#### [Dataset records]

* * * * *

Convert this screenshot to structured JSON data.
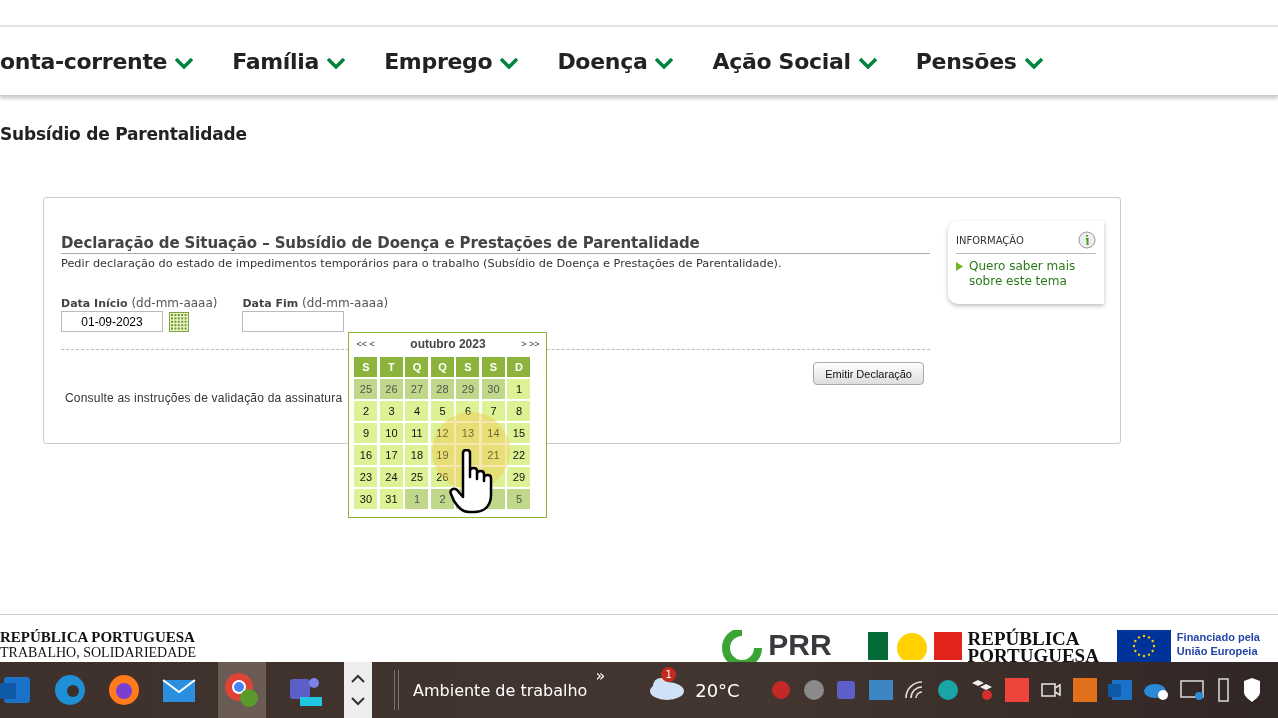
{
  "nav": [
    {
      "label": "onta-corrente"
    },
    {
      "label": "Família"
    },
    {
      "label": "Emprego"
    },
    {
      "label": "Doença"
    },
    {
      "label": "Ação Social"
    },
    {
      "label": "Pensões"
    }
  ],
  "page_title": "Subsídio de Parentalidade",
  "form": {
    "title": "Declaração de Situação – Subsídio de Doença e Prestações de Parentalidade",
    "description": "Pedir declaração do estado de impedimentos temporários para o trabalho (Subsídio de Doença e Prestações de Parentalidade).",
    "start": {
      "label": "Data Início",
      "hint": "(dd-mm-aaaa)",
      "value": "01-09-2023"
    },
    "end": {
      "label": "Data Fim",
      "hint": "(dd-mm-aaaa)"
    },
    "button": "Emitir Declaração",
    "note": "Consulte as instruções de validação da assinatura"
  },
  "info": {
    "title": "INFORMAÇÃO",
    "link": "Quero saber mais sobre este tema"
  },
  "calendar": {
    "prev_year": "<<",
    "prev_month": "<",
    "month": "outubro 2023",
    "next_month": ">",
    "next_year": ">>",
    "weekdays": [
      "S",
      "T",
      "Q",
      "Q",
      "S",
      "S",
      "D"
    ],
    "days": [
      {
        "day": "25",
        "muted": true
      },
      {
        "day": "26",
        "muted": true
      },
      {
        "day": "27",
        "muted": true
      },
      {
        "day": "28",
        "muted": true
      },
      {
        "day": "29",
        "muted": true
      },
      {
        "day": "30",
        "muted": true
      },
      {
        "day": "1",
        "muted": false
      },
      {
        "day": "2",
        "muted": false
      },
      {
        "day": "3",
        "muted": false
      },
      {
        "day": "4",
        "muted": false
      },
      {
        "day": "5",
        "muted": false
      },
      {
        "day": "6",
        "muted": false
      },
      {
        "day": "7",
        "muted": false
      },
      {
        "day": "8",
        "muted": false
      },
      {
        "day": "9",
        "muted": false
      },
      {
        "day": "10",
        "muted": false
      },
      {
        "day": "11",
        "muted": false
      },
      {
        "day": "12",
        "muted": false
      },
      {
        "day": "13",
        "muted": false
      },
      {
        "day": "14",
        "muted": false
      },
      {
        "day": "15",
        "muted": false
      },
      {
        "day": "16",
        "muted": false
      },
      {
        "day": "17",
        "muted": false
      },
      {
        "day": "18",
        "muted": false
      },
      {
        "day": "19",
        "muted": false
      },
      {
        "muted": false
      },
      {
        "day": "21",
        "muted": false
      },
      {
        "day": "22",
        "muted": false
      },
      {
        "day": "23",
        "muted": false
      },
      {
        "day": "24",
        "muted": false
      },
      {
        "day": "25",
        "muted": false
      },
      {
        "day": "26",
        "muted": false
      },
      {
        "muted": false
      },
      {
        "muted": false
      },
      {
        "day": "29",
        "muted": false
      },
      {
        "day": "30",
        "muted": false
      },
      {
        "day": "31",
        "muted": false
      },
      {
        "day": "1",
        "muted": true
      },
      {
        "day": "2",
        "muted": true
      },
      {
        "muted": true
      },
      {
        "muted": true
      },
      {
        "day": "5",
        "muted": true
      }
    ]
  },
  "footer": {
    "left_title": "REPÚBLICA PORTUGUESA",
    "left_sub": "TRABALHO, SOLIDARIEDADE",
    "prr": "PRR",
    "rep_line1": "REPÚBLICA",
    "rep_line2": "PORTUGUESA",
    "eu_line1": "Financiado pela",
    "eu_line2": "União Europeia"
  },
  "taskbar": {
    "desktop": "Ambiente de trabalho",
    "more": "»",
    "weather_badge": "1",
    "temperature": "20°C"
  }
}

* * * * *

#### [Task prompt]
Quote the data exactly, leaving every image out of the copy.

#### [Answer below]
Convert this screenshot to structured JSON data.
{
  "nav": [
    {
      "label": "onta-corrente"
    },
    {
      "label": "Família"
    },
    {
      "label": "Emprego"
    },
    {
      "label": "Doença"
    },
    {
      "label": "Ação Social"
    },
    {
      "label": "Pensões"
    }
  ],
  "page_title": "Subsídio de Parentalidade",
  "form": {
    "title": "Declaração de Situação – Subsídio de Doença e Prestações de Parentalidade",
    "description": "Pedir declaração do estado de impedimentos temporários para o trabalho (Subsídio de Doença e Prestações de Parentalidade).",
    "start": {
      "label": "Data Início",
      "hint": "(dd-mm-aaaa)",
      "value": "01-09-2023"
    },
    "end": {
      "label": "Data Fim",
      "hint": "(dd-mm-aaaa)"
    },
    "button": "Emitir Declaração",
    "note": "Consulte as instruções de validação da assinatura"
  },
  "info": {
    "title": "INFORMAÇÃO",
    "link": "Quero saber mais sobre este tema"
  },
  "calendar": {
    "prev_year": "<<",
    "prev_month": "<",
    "month": "outubro 2023",
    "next_month": ">",
    "next_year": ">>",
    "weekdays": [
      "S",
      "T",
      "Q",
      "Q",
      "S",
      "S",
      "D"
    ],
    "days": [
      {
        "day": "25",
        "muted": true
      },
      {
        "day": "26",
        "muted": true
      },
      {
        "day": "27",
        "muted": true
      },
      {
        "day": "28",
        "muted": true
      },
      {
        "day": "29",
        "muted": true
      },
      {
        "day": "30",
        "muted": true
      },
      {
        "day": "1",
        "muted": false
      },
      {
        "day": "2",
        "muted": false
      },
      {
        "day": "3",
        "muted": false
      },
      {
        "day": "4",
        "muted": false
      },
      {
        "day": "5",
        "muted": false
      },
      {
        "day": "6",
        "muted": false
      },
      {
        "day": "7",
        "muted": false
      },
      {
        "day": "8",
        "muted": false
      },
      {
        "day": "9",
        "muted": false
      },
      {
        "day": "10",
        "muted": false
      },
      {
        "day": "11",
        "muted": false
      },
      {
        "day": "12",
        "muted": false
      },
      {
        "day": "13",
        "muted": false
      },
      {
        "day": "14",
        "muted": false
      },
      {
        "day": "15",
        "muted": false
      },
      {
        "day": "16",
        "muted": false
      },
      {
        "day": "17",
        "muted": false
      },
      {
        "day": "18",
        "muted": false
      },
      {
        "day": "19",
        "muted": false
      },
      {
        "muted": false
      },
      {
        "day": "21",
        "muted": false
      },
      {
        "day": "22",
        "muted": false
      },
      {
        "day": "23",
        "muted": false
      },
      {
        "day": "24",
        "muted": false
      },
      {
        "day": "25",
        "muted": false
      },
      {
        "day": "26",
        "muted": false
      },
      {
        "muted": false
      },
      {
        "muted": false
      },
      {
        "day": "29",
        "muted": false
      },
      {
        "day": "30",
        "muted": false
      },
      {
        "day": "31",
        "muted": false
      },
      {
        "day": "1",
        "muted": true
      },
      {
        "day": "2",
        "muted": true
      },
      {
        "muted": true
      },
      {
        "muted": true
      },
      {
        "day": "5",
        "muted": true
      }
    ]
  },
  "footer": {
    "left_title": "REPÚBLICA PORTUGUESA",
    "left_sub": "TRABALHO, SOLIDARIEDADE",
    "prr": "PRR",
    "rep_line1": "REPÚBLICA",
    "rep_line2": "PORTUGUESA",
    "eu_line1": "Financiado pela",
    "eu_line2": "União Europeia"
  },
  "taskbar": {
    "desktop": "Ambiente de trabalho",
    "more": "»",
    "weather_badge": "1",
    "temperature": "20°C"
  }
}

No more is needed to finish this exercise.